- **WORK INSTRUCTIONS**
Collect each line holding the string "this".

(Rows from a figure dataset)
------------------------------------------------

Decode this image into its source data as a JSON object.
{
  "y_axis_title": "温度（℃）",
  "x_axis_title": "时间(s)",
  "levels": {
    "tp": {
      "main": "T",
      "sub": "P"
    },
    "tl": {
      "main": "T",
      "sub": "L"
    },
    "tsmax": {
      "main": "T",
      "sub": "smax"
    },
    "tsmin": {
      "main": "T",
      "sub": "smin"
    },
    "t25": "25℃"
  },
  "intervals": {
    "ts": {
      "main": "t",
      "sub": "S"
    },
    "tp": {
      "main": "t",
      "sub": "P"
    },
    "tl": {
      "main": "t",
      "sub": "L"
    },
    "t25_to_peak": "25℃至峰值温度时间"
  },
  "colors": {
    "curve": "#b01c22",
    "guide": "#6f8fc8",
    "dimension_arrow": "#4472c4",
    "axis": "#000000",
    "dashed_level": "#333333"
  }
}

------------------------------------------------

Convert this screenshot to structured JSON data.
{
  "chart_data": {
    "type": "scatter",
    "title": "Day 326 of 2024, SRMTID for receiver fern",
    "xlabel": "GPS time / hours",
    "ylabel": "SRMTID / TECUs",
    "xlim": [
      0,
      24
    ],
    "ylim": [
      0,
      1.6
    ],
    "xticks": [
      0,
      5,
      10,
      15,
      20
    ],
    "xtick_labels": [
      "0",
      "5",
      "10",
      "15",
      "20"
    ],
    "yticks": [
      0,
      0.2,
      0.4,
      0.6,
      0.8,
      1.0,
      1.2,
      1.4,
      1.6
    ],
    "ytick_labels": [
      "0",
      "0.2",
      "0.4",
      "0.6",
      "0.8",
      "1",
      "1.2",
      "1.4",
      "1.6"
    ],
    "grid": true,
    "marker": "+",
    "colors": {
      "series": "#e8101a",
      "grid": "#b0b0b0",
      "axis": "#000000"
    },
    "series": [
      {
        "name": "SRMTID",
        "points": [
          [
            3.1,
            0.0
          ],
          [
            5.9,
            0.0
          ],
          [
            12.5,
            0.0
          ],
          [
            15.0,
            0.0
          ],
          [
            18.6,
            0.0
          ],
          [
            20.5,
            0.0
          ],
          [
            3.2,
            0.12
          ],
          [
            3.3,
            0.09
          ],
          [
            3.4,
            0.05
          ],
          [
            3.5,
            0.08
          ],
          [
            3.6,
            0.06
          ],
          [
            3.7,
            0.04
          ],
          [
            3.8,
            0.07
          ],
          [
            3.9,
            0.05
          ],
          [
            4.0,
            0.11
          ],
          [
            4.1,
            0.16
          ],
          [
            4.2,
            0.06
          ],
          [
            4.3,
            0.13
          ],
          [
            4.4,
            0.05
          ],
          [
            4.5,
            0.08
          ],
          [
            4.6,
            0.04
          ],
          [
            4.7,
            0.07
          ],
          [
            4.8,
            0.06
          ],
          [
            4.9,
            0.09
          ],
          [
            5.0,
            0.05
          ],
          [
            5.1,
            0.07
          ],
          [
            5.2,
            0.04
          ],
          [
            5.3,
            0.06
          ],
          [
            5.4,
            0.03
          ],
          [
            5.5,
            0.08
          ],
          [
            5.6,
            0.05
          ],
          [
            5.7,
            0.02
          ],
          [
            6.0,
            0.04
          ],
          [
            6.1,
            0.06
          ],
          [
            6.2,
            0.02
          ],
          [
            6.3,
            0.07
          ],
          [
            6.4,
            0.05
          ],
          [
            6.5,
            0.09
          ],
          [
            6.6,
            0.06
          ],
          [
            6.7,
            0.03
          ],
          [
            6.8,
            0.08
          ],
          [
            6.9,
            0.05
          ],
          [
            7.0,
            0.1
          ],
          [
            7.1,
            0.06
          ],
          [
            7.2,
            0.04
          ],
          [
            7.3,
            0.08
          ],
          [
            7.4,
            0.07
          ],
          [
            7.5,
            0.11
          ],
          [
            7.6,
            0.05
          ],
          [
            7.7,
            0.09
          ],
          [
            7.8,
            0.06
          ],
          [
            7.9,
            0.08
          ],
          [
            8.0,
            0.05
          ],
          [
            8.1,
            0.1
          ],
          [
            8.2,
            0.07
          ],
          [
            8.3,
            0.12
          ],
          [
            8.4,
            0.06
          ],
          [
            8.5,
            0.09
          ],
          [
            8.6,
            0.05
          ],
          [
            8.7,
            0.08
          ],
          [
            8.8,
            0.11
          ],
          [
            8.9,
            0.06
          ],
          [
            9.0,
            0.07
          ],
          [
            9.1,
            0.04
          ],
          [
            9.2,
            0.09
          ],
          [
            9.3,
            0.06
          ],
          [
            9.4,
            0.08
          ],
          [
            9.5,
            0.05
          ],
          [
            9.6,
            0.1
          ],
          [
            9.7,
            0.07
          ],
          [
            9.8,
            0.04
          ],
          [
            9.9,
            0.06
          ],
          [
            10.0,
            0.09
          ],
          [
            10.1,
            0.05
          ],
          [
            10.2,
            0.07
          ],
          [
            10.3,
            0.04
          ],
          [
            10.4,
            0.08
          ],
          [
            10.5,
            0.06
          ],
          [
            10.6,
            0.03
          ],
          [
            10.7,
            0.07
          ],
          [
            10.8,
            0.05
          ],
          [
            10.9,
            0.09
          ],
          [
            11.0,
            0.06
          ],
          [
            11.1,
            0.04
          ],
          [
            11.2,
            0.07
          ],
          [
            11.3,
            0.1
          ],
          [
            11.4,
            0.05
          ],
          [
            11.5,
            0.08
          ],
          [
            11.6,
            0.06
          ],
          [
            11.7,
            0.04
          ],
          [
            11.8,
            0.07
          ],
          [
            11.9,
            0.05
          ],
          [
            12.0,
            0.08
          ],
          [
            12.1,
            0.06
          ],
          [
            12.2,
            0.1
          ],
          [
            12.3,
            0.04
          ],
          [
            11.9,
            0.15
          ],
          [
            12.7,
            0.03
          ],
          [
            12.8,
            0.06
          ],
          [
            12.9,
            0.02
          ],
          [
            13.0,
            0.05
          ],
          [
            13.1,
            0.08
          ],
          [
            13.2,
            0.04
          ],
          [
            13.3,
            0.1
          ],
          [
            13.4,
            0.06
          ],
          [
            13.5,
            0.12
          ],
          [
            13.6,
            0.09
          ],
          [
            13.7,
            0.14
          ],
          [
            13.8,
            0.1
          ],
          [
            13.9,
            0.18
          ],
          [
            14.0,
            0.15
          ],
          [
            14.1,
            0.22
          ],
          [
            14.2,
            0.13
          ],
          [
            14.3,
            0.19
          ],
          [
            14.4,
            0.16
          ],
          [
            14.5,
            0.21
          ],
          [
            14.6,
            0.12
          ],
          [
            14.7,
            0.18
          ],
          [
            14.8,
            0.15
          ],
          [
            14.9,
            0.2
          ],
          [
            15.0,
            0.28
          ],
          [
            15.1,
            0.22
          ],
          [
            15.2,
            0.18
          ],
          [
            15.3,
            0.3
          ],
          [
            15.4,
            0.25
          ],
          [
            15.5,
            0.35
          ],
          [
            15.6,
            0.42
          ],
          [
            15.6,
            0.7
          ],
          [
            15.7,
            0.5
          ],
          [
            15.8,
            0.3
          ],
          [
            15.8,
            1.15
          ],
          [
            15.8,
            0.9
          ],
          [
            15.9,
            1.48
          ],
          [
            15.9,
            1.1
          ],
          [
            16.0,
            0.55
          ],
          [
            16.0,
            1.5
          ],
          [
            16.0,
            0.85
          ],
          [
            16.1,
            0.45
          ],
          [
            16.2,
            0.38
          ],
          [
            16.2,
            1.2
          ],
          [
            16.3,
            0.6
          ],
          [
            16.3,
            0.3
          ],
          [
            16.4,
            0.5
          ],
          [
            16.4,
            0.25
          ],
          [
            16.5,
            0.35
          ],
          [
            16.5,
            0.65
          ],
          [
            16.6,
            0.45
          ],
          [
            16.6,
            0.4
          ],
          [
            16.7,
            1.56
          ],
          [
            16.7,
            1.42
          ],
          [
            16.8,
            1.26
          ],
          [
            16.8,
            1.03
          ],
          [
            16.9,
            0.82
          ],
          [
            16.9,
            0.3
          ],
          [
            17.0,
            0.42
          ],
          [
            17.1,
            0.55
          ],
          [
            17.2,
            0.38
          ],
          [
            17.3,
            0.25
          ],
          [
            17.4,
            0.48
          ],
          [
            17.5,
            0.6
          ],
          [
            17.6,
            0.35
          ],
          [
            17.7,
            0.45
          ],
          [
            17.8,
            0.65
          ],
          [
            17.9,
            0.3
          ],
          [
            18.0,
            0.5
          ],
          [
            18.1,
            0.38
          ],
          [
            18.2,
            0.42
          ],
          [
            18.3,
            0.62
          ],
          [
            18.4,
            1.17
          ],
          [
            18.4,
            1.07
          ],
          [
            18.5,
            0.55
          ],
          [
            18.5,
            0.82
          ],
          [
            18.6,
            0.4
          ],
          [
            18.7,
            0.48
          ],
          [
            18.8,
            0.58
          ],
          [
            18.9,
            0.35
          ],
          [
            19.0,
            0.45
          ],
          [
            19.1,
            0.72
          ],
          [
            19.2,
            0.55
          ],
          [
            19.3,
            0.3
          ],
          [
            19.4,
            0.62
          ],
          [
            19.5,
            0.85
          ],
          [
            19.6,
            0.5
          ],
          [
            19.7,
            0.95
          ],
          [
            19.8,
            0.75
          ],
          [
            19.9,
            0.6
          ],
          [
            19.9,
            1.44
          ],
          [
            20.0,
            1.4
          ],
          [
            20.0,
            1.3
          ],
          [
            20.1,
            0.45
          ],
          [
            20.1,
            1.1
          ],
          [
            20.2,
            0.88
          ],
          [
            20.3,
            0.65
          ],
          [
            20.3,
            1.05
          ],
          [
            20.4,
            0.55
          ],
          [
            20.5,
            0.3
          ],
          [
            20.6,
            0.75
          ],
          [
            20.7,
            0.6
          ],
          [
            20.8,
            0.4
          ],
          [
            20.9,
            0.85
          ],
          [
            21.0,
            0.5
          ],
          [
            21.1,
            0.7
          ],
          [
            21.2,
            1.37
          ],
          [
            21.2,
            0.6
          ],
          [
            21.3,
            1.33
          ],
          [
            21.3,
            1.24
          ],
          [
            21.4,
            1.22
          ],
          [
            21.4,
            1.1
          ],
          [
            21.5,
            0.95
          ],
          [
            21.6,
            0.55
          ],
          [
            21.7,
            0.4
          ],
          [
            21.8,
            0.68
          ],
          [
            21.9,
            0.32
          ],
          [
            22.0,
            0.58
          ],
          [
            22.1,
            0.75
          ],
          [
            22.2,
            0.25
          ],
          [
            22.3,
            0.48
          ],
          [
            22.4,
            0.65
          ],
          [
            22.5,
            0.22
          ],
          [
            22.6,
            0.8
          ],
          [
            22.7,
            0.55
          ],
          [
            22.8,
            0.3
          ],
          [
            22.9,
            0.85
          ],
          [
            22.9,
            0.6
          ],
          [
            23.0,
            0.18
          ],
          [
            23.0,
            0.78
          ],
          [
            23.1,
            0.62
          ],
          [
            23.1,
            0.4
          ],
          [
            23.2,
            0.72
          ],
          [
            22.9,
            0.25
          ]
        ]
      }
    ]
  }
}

------------------------------------------------

- **RESULT OF THE TASK**
Decode this image into its source data as a JSON object.
Convert this screenshot to structured JSON data.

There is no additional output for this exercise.